> Task directions
Check each line of the listing below for the string "author", and copy the ones that have it.

[Extracted records]
>>>

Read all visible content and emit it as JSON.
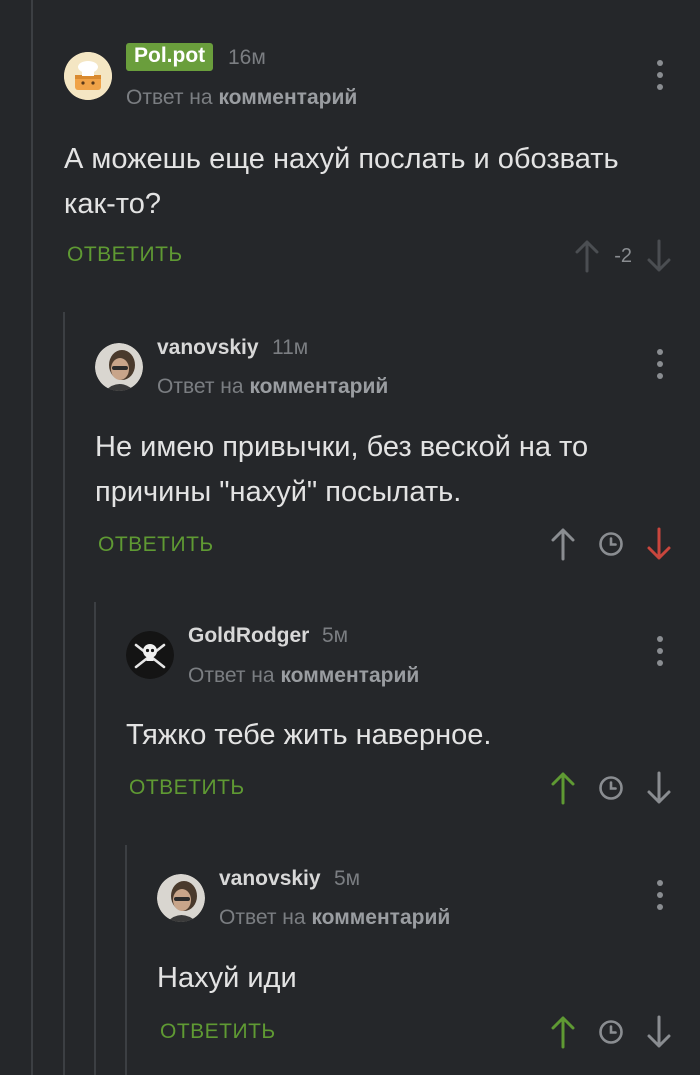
{
  "colors": {
    "background": "#25272a",
    "accent_green": "#5f9a33",
    "op_badge": "#6a9e3c",
    "vote_down_active": "#c9463d",
    "muted": "#7b7e82"
  },
  "comments": [
    {
      "author": "Pol.pot",
      "is_op": true,
      "time": "16м",
      "reply_prefix": "Ответ на",
      "reply_target": "комментарий",
      "text": "А можешь еще нахуй послать и обозвать как-то?",
      "reply_label": "ОТВЕТИТЬ",
      "rating": "-2",
      "upvote_icon": "arrow-up-icon",
      "downvote_icon": "arrow-down-icon",
      "vote_state": "none"
    },
    {
      "author": "vanovskiy",
      "is_op": false,
      "time": "11м",
      "reply_prefix": "Ответ на",
      "reply_target": "комментарий",
      "text": "Не имею привычки, без веской на то причины \"нахуй\" посылать.",
      "reply_label": "ОТВЕТИТЬ",
      "upvote_icon": "arrow-up-icon",
      "downvote_icon": "arrow-down-icon",
      "vote_state": "down"
    },
    {
      "author": "GoldRodger",
      "is_op": false,
      "time": "5м",
      "reply_prefix": "Ответ на",
      "reply_target": "комментарий",
      "text": "Тяжко тебе жить наверное.",
      "reply_label": "ОТВЕТИТЬ",
      "upvote_icon": "arrow-up-icon",
      "downvote_icon": "arrow-down-icon",
      "vote_state": "up"
    },
    {
      "author": "vanovskiy",
      "is_op": false,
      "time": "5м",
      "reply_prefix": "Ответ на",
      "reply_target": "комментарий",
      "text": "Нахуй иди",
      "reply_label": "ОТВЕТИТЬ",
      "upvote_icon": "arrow-up-icon",
      "downvote_icon": "arrow-down-icon",
      "vote_state": "up"
    }
  ]
}
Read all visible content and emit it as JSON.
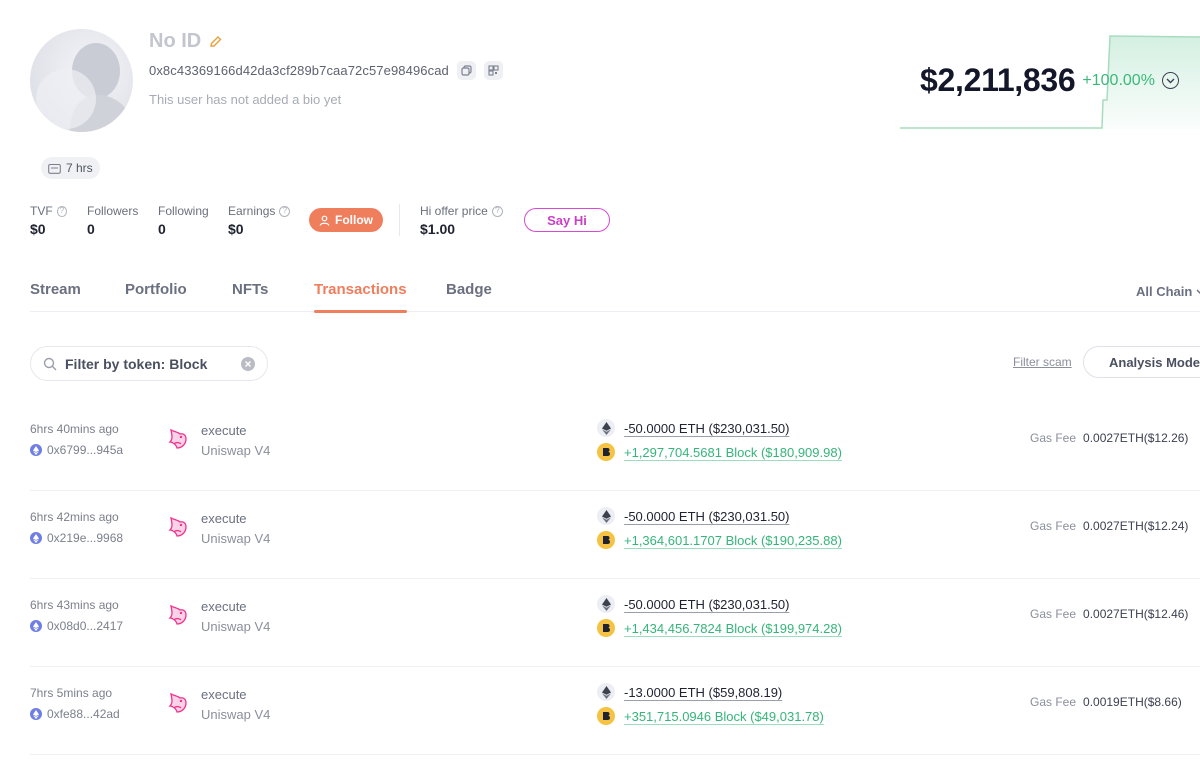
{
  "profile": {
    "name": "No ID",
    "address": "0x8c43369166d42da3cf289b7caa72c57e98496cad",
    "bio": "This user has not added a bio yet",
    "active_ago": "7 hrs"
  },
  "stats": [
    {
      "label": "TVF",
      "value": "$0",
      "help": true
    },
    {
      "label": "Followers",
      "value": "0",
      "help": false
    },
    {
      "label": "Following",
      "value": "0",
      "help": false
    },
    {
      "label": "Earnings",
      "value": "$0",
      "help": true
    }
  ],
  "follow_label": "Follow",
  "hi_offer": {
    "label": "Hi offer price",
    "value": "$1.00"
  },
  "say_hi_label": "Say Hi",
  "networth": {
    "value": "$2,211,836",
    "change": "+100.00%"
  },
  "colors": {
    "accent": "#ef7e5d",
    "positive": "#3bb97a",
    "say_hi": "#c93fc6"
  },
  "tabs": [
    {
      "label": "Stream",
      "active": false
    },
    {
      "label": "Portfolio",
      "active": false
    },
    {
      "label": "NFTs",
      "active": false
    },
    {
      "label": "Transactions",
      "active": true
    },
    {
      "label": "Badge",
      "active": false
    }
  ],
  "chain_filter": "All Chain",
  "filter": {
    "value": "Filter by token: Block",
    "placeholder": "Filter by token"
  },
  "filter_scam_label": "Filter scam",
  "analysis_mode_label": "Analysis Mode",
  "transactions": [
    {
      "time": "6hrs 40mins ago",
      "hash": "0x6799...945a",
      "method": "execute",
      "protocol": "Uniswap V4",
      "out": "-50.0000 ETH ($230,031.50)",
      "in": "+1,297,704.5681 Block ($180,909.98)",
      "gas_label": "Gas Fee",
      "gas": "0.0027ETH($12.26)"
    },
    {
      "time": "6hrs 42mins ago",
      "hash": "0x219e...9968",
      "method": "execute",
      "protocol": "Uniswap V4",
      "out": "-50.0000 ETH ($230,031.50)",
      "in": "+1,364,601.1707 Block ($190,235.88)",
      "gas_label": "Gas Fee",
      "gas": "0.0027ETH($12.24)"
    },
    {
      "time": "6hrs 43mins ago",
      "hash": "0x08d0...2417",
      "method": "execute",
      "protocol": "Uniswap V4",
      "out": "-50.0000 ETH ($230,031.50)",
      "in": "+1,434,456.7824 Block ($199,974.28)",
      "gas_label": "Gas Fee",
      "gas": "0.0027ETH($12.46)"
    },
    {
      "time": "7hrs 5mins ago",
      "hash": "0xfe88...42ad",
      "method": "execute",
      "protocol": "Uniswap V4",
      "out": "-13.0000 ETH ($59,808.19)",
      "in": "+351,715.0946 Block ($49,031.78)",
      "gas_label": "Gas Fee",
      "gas": "0.0019ETH($8.66)"
    }
  ]
}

<<<

> Exercise response
      "author": "Pol.pot",
      "author": "vanovskiy",
      "author": "GoldRodger",
      "author": "vanovskiy",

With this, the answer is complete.